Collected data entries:
>>>
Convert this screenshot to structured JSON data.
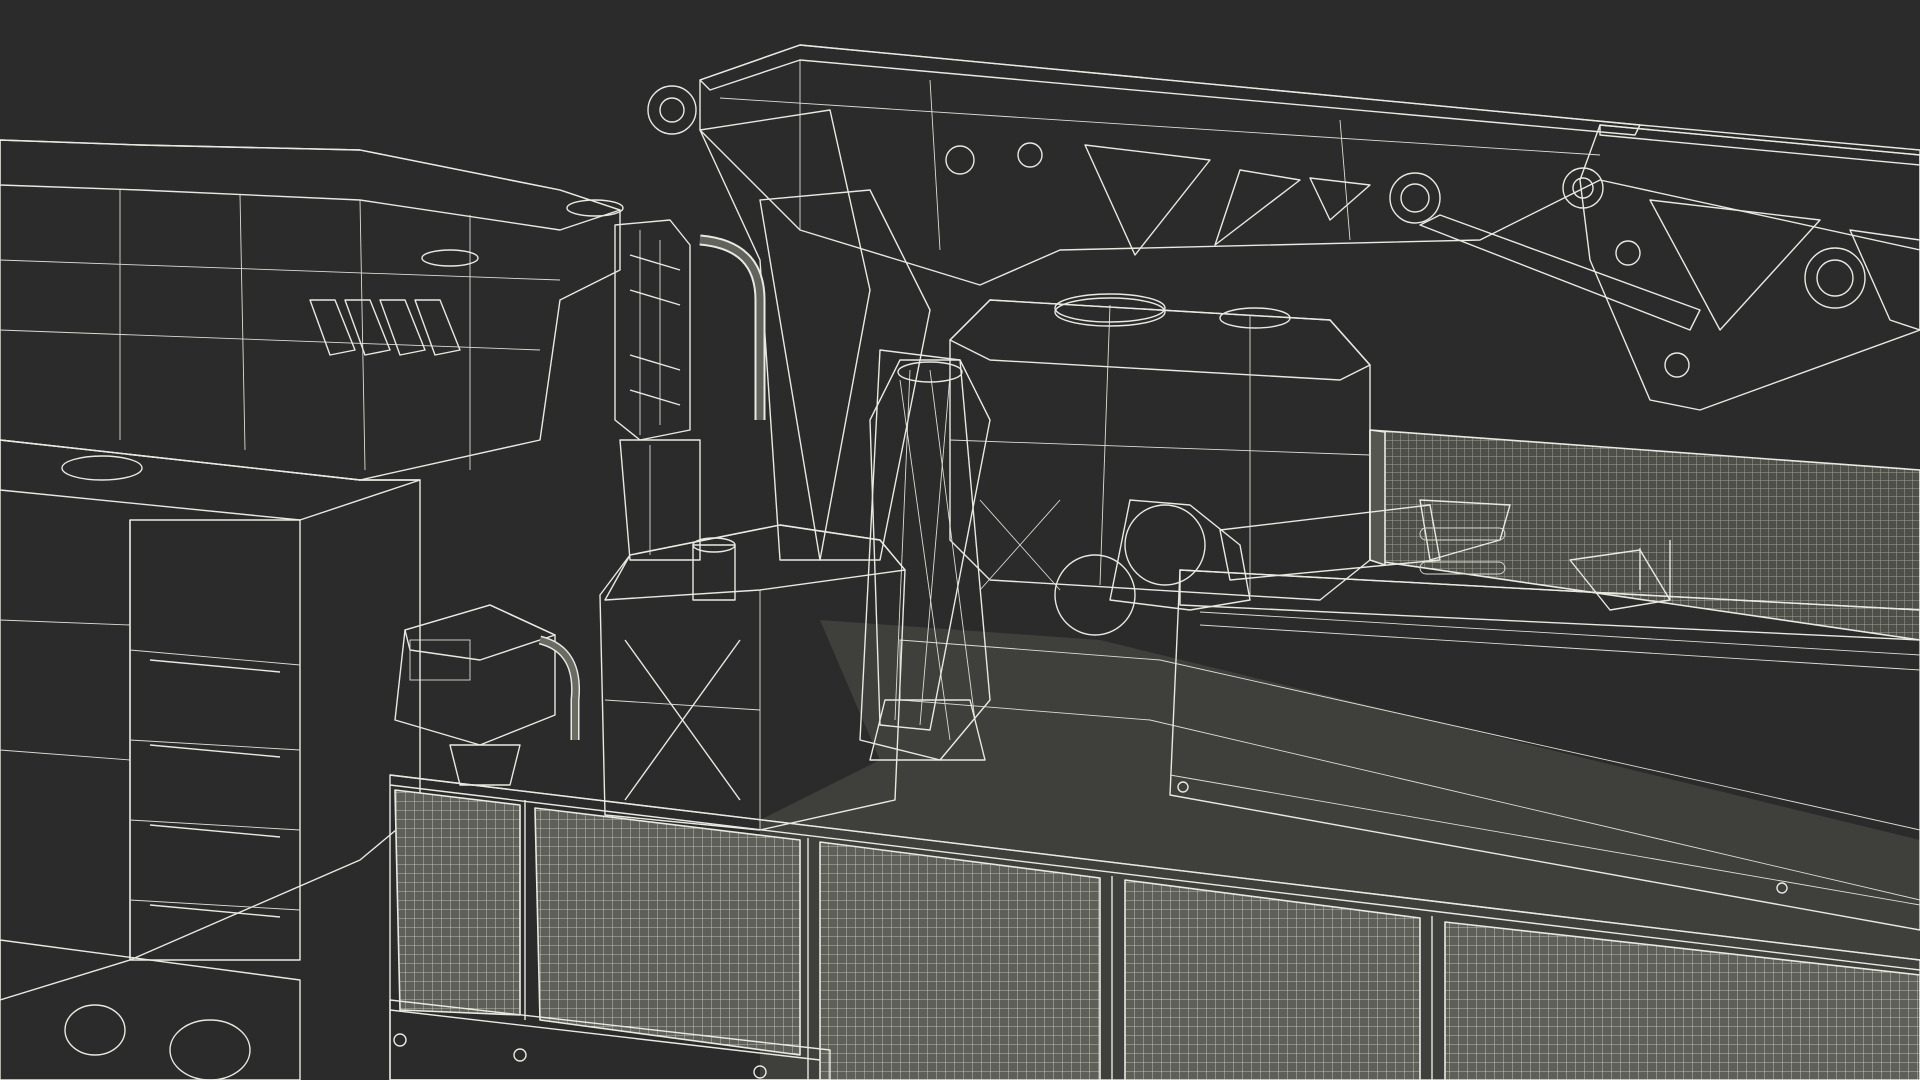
{
  "scene": {
    "subject": "wireframe-render",
    "background_color": "#2b2b2b",
    "surface_colors": {
      "light": "#6a6b63",
      "mid": "#5b5c55",
      "dark": "#4b4c46",
      "darker": "#3f403b",
      "wire": "#e9e9e2"
    },
    "mesh_grids": 5,
    "mesh_grids_back": 1
  }
}
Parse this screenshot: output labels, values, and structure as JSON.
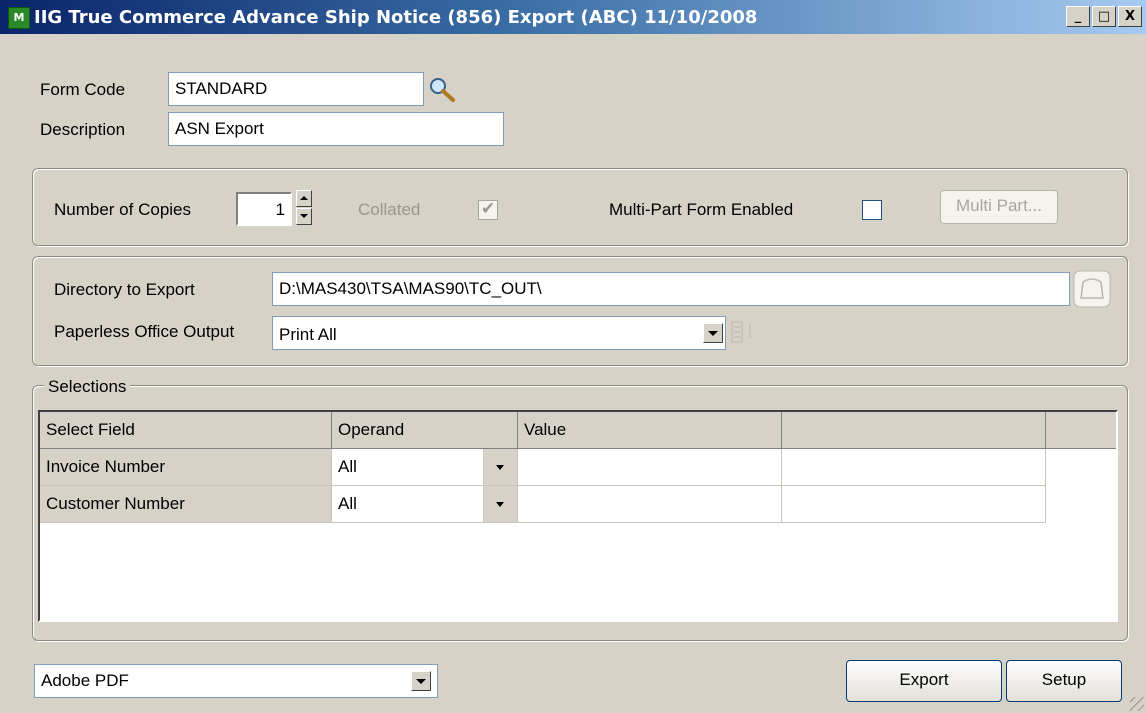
<<<
▸ **PROBLEM STATEMENT**:
Images in the records should not be copied. Repeat all the rest exactly.

▸ **EXPECTED ANSWER**:
Convert this screenshot to structured JSON data.
{
  "scene": {
    "subject": "wireframe-render",
    "background_color": "#2b2b2b",
    "surface_colors": {
      "light": "#6a6b63",
      "mid": "#5b5c55",
      "dark": "#4b4c46",
      "darker": "#3f403b",
      "wire": "#e9e9e2"
    },
    "mesh_grids": 5,
    "mesh_grids_back": 1
  }
}
Parse this screenshot: output labels, values, and structure as JSON.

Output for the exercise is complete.